▶ _SOURCE MATERIAL_
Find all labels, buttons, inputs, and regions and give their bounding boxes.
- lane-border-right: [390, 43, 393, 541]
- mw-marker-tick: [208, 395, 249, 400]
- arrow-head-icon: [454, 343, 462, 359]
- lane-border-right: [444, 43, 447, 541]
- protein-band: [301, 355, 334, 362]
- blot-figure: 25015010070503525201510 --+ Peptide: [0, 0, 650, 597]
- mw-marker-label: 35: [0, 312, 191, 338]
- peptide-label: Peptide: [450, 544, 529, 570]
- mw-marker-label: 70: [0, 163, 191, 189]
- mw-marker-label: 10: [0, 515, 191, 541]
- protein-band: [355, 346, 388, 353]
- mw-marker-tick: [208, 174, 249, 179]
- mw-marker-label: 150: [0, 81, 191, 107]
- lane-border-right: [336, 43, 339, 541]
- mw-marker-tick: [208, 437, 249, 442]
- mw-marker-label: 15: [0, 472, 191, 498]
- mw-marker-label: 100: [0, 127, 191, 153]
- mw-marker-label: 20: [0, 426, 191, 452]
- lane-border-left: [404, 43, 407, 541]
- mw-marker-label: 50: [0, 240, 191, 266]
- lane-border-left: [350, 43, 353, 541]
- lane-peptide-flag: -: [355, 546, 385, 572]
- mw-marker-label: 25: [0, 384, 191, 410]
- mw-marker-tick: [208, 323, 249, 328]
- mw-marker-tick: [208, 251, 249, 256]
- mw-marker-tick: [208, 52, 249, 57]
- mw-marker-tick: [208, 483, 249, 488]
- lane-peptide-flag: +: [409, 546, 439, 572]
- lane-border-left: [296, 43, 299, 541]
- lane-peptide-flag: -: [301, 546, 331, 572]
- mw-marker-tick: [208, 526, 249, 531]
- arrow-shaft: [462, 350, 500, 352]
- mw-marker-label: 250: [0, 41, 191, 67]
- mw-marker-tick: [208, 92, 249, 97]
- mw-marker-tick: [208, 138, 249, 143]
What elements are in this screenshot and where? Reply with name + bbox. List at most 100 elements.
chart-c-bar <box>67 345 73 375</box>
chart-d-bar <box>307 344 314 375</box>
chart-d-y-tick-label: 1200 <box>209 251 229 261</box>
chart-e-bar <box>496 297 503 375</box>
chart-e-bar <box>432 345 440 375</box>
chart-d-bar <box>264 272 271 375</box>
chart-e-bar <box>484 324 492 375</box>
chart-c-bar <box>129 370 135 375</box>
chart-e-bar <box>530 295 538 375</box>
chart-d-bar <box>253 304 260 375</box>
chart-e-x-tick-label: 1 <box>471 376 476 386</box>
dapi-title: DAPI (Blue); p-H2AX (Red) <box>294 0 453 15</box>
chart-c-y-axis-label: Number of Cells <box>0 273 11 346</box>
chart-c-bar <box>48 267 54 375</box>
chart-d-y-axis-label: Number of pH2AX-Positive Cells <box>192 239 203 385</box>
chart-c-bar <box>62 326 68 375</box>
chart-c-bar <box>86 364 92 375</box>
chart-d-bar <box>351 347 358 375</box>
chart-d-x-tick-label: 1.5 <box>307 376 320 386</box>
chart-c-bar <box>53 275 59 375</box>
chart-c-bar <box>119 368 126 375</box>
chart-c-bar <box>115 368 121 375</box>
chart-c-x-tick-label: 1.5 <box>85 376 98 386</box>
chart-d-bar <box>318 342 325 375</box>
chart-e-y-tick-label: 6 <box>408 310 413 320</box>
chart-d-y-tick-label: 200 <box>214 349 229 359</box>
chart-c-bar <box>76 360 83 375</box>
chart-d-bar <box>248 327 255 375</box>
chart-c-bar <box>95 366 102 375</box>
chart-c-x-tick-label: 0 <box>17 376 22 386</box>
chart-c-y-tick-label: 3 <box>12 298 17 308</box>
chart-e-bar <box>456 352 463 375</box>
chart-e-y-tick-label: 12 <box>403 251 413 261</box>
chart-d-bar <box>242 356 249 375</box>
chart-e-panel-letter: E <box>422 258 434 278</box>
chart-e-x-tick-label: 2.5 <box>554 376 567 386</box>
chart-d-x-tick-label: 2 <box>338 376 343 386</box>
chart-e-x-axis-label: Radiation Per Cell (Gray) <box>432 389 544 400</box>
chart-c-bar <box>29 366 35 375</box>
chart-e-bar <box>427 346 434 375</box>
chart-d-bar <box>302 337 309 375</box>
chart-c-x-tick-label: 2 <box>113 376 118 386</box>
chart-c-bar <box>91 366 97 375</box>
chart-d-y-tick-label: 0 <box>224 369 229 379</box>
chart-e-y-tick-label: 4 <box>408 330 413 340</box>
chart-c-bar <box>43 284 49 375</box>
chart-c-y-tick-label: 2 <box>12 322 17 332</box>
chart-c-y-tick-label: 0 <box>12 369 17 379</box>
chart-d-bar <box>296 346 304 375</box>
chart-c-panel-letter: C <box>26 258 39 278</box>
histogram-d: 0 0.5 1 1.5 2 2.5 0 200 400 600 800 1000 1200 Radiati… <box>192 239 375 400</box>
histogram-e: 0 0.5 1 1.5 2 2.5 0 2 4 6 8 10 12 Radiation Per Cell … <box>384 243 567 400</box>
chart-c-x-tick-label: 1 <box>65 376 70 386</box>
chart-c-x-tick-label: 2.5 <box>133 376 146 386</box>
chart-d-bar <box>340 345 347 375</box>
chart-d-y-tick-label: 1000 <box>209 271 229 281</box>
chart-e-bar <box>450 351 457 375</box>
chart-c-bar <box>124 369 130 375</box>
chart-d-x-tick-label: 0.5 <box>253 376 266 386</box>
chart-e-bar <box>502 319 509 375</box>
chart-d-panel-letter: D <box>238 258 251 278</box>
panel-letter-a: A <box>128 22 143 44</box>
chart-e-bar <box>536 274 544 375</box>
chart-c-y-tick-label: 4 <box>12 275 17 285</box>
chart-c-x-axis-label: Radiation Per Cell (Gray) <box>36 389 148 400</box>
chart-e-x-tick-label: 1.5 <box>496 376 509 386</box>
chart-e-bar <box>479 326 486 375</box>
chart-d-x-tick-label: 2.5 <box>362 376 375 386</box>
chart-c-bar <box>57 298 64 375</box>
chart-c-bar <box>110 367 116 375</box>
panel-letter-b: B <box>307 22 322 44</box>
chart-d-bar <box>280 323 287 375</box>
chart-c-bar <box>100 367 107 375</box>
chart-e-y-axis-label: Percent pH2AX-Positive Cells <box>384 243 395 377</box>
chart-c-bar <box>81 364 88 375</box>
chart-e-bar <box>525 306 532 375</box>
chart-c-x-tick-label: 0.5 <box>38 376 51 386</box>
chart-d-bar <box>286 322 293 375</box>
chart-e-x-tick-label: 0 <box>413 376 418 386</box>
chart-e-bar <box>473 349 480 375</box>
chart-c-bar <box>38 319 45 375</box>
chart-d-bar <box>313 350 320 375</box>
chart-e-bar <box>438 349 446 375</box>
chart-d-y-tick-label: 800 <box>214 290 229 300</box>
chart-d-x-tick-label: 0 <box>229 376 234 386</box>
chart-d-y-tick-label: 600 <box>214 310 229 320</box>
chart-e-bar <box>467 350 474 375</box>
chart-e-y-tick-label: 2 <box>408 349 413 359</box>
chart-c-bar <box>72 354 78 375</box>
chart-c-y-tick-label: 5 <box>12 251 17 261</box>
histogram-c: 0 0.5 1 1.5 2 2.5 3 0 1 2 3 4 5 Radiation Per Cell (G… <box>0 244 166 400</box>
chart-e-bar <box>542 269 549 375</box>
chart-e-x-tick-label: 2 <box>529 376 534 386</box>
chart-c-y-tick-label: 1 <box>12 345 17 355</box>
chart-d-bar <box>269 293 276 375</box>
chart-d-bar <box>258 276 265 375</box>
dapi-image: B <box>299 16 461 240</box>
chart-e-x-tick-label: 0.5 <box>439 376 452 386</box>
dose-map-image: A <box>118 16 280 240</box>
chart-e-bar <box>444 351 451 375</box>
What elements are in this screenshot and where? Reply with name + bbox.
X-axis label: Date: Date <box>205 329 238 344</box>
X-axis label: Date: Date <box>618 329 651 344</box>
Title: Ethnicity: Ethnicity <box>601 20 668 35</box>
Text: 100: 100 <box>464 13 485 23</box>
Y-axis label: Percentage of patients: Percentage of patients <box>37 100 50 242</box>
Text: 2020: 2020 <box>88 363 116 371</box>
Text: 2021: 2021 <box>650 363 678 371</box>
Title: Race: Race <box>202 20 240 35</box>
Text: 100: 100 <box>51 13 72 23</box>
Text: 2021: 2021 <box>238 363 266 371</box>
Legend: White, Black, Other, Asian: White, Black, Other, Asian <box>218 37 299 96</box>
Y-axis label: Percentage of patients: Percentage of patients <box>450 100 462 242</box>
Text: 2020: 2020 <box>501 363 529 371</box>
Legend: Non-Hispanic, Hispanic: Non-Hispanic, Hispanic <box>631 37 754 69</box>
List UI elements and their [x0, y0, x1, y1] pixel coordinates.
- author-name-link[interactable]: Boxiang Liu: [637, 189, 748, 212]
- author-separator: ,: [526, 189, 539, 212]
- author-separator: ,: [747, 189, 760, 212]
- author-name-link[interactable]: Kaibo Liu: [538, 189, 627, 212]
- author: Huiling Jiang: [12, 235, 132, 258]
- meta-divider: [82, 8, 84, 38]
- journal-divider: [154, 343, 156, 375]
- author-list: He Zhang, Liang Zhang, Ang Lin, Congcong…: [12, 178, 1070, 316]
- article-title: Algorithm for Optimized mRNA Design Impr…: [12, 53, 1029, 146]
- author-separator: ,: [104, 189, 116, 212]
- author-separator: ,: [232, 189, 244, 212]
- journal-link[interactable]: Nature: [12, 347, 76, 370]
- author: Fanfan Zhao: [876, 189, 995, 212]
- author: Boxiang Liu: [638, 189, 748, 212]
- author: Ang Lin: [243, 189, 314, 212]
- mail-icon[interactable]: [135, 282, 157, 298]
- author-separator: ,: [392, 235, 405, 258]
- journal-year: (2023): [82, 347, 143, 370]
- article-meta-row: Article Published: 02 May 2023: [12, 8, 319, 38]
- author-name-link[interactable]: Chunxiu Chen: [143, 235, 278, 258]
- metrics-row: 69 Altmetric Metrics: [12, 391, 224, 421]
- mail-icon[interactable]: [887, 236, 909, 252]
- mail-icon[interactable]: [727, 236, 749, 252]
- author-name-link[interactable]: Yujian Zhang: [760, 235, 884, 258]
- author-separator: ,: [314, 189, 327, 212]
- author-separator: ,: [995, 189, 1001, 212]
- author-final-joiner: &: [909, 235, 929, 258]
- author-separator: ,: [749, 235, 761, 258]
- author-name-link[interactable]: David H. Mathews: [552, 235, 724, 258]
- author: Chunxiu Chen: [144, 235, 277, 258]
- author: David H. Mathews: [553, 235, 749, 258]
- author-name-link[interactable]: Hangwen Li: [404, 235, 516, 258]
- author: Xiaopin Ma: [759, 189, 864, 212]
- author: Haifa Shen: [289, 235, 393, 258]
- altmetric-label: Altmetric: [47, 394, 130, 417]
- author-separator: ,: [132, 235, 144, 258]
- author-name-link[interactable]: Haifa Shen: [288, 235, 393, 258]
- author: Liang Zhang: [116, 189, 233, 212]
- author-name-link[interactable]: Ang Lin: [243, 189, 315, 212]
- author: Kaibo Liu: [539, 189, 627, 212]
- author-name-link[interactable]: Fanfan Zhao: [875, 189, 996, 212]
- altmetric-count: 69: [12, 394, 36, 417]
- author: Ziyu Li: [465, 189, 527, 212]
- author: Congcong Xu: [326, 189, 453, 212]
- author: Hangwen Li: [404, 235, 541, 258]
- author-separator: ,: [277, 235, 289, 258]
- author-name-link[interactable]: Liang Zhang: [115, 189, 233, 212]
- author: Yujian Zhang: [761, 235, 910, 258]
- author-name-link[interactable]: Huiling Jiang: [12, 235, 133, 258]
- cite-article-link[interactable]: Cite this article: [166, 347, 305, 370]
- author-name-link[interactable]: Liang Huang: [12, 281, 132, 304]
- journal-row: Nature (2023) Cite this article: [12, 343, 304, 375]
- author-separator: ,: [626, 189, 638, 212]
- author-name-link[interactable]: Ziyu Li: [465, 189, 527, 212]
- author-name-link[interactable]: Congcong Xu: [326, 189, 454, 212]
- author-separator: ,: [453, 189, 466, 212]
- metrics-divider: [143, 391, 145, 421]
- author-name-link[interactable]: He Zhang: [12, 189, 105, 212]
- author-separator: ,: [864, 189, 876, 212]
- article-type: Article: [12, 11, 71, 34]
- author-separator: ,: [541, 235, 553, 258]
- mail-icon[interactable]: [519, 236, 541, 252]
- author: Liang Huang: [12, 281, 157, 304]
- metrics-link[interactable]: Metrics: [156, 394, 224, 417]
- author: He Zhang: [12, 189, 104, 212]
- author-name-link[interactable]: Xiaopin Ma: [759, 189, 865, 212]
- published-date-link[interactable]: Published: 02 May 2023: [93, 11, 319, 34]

▶ _WHAT NEEDS TO BE DONE_
Reproduce every line of the listing above in which the string "meta" appears.

▶ _WORKED SOLUTION_
- meta-divider: [82, 8, 84, 38]
- article-meta-row: Article Published: 02 May 2023: [12, 8, 319, 38]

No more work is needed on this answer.